(Excerpts from a dataset)

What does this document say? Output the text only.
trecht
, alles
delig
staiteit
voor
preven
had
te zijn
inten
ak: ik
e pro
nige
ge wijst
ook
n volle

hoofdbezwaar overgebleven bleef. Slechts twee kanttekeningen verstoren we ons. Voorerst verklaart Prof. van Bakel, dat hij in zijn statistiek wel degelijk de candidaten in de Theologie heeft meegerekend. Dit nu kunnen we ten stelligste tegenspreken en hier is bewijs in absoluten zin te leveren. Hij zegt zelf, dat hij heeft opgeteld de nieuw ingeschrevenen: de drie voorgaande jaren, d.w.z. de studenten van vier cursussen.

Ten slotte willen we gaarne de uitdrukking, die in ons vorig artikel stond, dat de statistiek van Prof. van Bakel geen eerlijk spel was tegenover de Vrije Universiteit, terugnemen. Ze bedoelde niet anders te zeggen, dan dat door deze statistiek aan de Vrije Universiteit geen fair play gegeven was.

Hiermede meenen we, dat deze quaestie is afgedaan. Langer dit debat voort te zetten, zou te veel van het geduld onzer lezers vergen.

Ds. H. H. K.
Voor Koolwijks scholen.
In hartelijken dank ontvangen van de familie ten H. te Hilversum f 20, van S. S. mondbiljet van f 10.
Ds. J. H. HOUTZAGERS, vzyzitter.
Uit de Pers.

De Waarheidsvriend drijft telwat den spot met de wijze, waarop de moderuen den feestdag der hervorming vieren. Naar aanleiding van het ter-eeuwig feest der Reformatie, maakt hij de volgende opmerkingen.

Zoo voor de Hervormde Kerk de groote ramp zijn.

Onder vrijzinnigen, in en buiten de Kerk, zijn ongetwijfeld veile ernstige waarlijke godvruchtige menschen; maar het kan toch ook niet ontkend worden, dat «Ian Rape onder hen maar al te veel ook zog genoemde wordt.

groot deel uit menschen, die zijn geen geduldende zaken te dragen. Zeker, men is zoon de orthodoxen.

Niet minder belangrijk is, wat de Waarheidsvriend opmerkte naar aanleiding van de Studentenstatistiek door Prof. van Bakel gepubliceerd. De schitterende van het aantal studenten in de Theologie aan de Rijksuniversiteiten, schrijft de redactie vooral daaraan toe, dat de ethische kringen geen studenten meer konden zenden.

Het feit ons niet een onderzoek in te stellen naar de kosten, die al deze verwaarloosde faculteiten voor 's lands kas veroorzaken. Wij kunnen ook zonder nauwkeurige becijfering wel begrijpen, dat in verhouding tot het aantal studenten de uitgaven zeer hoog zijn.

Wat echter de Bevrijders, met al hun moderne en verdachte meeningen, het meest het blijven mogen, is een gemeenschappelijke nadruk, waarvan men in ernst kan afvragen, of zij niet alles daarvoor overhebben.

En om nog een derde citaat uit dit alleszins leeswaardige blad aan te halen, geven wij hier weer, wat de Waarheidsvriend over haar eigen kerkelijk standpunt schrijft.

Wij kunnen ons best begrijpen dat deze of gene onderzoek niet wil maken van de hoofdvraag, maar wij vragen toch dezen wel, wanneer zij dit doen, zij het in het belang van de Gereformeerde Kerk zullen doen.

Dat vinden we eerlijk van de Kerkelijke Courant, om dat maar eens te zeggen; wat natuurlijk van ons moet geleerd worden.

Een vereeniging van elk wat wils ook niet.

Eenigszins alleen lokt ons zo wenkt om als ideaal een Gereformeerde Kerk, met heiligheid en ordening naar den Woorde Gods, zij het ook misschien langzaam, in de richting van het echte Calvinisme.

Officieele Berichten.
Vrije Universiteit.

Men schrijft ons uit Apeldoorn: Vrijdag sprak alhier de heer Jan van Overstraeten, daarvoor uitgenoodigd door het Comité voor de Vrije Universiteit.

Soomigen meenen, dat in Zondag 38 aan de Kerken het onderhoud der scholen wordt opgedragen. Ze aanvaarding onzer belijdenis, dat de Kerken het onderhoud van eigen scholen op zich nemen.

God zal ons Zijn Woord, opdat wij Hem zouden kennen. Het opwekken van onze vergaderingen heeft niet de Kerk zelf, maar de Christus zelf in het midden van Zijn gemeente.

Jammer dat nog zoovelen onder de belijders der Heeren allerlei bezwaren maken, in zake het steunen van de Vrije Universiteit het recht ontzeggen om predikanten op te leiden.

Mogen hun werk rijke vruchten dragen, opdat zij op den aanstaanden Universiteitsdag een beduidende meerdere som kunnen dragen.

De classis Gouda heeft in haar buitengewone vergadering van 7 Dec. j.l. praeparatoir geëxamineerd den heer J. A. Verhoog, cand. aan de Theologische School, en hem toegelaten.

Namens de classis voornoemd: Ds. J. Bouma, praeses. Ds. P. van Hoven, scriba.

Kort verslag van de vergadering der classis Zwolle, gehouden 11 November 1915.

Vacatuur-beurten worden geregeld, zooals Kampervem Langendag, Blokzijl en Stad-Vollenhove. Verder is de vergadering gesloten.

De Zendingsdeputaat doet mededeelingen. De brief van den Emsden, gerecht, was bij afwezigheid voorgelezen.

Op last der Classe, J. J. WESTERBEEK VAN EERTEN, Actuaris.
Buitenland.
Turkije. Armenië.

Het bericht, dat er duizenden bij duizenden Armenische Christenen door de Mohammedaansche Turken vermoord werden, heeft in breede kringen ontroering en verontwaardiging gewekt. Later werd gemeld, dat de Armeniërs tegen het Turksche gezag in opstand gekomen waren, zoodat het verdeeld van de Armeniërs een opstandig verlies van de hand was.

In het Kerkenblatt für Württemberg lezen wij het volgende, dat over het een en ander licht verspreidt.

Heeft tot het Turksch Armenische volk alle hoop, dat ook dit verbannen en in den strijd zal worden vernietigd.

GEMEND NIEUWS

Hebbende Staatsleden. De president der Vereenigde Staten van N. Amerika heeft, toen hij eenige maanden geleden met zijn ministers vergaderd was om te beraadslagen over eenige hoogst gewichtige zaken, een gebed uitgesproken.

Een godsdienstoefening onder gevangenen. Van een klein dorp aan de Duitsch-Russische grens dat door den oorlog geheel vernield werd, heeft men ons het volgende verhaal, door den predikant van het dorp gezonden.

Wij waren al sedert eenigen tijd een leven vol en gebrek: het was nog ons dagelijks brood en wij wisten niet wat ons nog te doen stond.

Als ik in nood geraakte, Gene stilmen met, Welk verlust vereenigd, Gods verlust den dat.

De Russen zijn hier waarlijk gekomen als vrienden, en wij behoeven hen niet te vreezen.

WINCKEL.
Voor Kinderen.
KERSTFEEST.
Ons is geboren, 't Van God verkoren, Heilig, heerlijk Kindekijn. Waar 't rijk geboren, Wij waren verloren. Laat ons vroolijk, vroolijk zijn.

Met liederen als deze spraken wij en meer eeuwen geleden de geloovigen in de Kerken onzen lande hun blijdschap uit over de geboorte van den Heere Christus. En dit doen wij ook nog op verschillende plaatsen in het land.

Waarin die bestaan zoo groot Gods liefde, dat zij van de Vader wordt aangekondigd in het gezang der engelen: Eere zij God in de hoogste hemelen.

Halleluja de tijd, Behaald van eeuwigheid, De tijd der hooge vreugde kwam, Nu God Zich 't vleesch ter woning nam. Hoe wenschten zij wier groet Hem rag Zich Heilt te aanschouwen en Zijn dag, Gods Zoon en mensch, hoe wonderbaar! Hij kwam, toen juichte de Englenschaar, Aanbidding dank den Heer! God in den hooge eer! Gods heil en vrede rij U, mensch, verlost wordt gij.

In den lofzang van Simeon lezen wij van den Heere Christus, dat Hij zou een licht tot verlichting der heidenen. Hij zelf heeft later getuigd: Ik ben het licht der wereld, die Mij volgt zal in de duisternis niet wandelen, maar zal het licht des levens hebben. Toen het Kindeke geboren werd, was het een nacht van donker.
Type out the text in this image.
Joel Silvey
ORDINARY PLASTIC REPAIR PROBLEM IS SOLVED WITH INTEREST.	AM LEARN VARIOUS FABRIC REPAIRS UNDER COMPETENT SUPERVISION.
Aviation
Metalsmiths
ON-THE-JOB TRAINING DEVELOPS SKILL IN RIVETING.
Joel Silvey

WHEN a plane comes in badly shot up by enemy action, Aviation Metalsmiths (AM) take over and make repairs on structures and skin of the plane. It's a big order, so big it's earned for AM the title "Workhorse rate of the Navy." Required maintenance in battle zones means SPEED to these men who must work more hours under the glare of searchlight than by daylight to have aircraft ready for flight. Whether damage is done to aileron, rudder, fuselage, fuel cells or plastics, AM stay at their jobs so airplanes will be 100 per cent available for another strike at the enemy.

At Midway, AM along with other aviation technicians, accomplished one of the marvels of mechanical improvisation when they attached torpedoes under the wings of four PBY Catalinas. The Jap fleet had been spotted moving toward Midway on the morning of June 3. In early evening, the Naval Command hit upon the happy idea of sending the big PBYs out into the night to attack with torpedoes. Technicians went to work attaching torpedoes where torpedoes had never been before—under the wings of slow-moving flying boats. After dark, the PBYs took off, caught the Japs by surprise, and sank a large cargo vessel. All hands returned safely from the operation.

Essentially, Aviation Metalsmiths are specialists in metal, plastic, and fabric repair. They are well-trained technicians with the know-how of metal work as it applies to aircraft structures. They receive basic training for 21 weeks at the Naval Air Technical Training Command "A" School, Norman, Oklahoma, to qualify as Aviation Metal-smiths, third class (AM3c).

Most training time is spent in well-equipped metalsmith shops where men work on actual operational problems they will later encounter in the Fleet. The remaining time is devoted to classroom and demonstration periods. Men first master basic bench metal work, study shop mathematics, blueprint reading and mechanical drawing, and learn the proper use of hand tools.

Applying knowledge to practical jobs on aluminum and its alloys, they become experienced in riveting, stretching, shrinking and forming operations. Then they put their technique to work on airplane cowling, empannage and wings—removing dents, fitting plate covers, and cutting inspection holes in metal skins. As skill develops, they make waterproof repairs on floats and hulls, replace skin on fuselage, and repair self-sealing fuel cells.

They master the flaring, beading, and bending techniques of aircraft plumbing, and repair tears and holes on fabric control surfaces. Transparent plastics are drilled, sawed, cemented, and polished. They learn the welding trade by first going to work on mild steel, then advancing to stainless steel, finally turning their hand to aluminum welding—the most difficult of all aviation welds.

## AIM OF THE TASK
From the records above, copy every line that includes the word "onderzoek".

## RESPONSE AREA
Het feit ons niet een onderzoek in te stellen naar de kosten, die al deze verwaarloosde faculteiten voor 's lands kas veroorzaken. Wij kunnen ook zonder nauwkeurige becijfering wel begrijpen, dat in verhouding tot het aantal studenten de uitgaven zeer hoog zijn.
Wij kunnen ons best begrijpen dat deze of gene onderzoek niet wil maken van de hoofdvraag, maar wij vragen toch dezen wel, wanneer zij dit doen, zij het in het belang van de Gereformeerde Kerk zullen doen.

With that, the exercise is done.